§ Objective: Say only how many lines contain the word "text".

§ Recorded data:

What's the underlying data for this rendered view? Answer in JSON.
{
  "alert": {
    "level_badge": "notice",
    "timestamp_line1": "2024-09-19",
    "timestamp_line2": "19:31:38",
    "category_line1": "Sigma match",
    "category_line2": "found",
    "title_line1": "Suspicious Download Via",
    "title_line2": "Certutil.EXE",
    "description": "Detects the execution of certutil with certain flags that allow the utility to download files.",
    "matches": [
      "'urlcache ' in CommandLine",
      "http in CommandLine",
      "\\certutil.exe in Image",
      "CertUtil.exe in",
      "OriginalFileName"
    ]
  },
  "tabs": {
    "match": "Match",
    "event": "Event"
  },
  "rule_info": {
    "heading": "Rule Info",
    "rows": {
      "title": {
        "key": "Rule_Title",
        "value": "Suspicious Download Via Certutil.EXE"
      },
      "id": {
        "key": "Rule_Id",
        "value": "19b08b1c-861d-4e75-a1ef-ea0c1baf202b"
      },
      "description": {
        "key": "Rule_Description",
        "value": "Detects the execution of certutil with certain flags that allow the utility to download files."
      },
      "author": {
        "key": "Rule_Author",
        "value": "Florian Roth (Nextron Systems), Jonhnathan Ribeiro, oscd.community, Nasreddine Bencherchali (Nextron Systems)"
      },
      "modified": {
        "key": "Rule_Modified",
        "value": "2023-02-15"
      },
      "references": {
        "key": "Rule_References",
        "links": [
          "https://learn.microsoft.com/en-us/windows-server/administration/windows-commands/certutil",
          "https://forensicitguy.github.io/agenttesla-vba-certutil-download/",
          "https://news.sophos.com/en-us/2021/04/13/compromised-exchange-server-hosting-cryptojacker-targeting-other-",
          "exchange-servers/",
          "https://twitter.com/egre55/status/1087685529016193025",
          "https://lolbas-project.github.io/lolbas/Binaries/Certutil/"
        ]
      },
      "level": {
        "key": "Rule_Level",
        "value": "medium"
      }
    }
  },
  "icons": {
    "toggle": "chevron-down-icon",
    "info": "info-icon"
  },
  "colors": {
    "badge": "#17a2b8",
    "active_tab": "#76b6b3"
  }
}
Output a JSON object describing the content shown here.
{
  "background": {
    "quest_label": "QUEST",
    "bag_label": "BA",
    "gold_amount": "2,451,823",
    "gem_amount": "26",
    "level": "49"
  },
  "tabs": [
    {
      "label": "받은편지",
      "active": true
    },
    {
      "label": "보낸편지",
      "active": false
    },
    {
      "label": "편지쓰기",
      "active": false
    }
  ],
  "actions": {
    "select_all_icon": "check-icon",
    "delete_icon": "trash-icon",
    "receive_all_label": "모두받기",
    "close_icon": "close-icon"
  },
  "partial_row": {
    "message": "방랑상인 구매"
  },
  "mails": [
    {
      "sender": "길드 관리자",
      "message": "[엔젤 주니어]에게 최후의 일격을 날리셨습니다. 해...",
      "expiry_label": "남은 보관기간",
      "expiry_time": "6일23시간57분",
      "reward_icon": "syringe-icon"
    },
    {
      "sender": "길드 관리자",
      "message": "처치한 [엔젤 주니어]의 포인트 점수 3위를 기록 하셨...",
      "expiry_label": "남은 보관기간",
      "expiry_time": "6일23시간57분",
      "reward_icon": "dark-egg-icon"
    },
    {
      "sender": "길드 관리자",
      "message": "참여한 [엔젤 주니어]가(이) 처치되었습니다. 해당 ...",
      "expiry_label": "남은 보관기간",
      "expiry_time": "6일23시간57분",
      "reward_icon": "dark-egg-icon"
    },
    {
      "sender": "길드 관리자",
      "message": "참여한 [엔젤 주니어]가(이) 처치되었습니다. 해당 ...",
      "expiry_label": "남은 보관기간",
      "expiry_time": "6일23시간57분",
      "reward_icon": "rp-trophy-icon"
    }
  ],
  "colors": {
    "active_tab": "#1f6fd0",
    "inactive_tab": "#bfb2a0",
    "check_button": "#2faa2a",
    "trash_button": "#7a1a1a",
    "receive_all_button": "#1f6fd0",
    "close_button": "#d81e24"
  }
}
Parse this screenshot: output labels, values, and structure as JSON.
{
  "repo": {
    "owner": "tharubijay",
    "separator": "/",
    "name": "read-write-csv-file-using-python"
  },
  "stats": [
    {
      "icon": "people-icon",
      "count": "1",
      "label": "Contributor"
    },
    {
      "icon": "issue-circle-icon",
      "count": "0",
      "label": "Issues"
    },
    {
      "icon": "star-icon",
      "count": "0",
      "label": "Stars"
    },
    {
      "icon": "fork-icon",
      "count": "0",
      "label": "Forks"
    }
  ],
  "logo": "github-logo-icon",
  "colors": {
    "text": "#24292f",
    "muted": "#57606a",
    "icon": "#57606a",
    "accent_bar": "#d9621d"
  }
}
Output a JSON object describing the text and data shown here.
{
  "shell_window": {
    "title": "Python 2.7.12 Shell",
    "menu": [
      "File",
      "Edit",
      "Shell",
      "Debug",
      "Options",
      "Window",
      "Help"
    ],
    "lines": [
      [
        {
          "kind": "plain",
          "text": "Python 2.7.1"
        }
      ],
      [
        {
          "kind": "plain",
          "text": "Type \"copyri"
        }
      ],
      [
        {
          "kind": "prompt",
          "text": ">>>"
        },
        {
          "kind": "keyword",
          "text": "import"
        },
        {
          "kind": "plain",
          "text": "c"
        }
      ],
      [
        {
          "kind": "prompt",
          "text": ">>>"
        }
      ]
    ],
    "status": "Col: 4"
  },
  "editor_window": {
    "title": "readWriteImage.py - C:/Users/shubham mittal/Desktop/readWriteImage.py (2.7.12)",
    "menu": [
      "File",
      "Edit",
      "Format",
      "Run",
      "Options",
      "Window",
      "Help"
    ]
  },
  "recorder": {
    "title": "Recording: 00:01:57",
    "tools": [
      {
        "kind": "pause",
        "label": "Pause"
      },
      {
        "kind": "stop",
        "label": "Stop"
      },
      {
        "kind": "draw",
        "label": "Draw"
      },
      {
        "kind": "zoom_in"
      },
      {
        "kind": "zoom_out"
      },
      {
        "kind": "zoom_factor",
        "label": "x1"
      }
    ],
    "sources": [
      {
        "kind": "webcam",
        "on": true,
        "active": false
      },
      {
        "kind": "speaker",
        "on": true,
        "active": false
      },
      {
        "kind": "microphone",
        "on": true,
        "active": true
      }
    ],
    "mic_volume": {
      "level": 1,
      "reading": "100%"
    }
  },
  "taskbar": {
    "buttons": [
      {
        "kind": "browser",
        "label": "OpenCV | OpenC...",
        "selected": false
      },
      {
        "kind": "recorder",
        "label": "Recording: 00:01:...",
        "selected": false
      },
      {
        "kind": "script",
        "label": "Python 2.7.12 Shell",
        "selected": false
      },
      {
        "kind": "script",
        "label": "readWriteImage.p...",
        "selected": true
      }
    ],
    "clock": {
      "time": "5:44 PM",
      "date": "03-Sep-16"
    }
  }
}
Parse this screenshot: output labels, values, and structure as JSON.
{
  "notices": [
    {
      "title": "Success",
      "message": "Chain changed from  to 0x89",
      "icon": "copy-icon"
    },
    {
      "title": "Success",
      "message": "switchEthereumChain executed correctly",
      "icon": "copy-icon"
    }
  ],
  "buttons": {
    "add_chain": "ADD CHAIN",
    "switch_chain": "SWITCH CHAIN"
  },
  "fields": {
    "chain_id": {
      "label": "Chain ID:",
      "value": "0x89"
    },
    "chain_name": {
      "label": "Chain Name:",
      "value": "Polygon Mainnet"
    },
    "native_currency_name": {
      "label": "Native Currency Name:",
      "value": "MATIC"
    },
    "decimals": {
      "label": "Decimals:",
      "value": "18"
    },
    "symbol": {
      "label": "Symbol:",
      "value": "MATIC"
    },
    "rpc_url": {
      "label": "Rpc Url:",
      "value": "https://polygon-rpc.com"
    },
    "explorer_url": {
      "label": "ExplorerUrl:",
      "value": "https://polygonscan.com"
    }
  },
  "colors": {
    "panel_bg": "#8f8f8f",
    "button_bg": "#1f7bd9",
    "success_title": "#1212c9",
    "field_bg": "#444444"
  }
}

§ Written answer: 8